Task directions: Show each line of the data below that has the string "tiến" in it.

[Saved data entries]
>> start

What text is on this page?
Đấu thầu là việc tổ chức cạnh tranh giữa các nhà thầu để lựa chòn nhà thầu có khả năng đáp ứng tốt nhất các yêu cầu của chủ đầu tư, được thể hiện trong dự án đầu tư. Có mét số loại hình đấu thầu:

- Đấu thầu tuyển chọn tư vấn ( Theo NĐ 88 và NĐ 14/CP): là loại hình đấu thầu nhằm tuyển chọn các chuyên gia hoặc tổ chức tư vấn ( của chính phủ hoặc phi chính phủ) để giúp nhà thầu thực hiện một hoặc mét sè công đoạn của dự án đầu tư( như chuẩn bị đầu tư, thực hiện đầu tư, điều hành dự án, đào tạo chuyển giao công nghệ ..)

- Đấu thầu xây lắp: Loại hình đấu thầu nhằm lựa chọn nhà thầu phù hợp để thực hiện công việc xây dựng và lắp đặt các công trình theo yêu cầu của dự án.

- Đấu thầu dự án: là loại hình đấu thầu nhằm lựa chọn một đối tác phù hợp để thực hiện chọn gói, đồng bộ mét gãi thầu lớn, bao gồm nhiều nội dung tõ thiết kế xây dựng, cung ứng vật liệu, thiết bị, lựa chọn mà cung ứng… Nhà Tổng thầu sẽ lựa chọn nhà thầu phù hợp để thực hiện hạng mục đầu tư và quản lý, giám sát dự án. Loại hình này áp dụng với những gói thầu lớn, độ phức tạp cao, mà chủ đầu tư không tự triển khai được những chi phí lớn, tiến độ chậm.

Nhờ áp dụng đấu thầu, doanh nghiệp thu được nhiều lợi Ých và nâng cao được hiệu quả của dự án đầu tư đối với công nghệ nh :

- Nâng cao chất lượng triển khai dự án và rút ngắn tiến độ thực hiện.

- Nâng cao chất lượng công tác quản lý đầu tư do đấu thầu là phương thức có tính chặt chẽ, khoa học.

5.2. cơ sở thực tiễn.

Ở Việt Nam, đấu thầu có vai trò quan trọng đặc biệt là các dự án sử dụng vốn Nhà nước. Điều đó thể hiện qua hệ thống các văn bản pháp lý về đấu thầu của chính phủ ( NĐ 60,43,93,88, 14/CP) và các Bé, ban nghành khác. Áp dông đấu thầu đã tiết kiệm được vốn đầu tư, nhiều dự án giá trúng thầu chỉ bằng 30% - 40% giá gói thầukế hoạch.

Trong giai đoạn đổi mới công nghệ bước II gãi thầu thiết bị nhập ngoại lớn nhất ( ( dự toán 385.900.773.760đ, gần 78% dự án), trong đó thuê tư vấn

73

>> end

Output:
- Đấu thầu dự án: là loại hình đấu thầu nhằm lựa chọn một đối tác phù hợp để thực hiện chọn gói, đồng bộ mét gãi thầu lớn, bao gồm nhiều nội dung tõ thiết kế xây dựng, cung ứng vật liệu, thiết bị, lựa chọn mà cung ứng… Nhà Tổng thầu sẽ lựa chọn nhà thầu phù hợp để thực hiện hạng mục đầu tư và quản lý, giám sát dự án. Loại hình này áp dụng với những gói thầu lớn, độ phức tạp cao, mà chủ đầu tư không tự triển khai được những chi phí lớn, tiến độ chậm.
- Nâng cao chất lượng triển khai dự án và rút ngắn tiến độ thực hiện.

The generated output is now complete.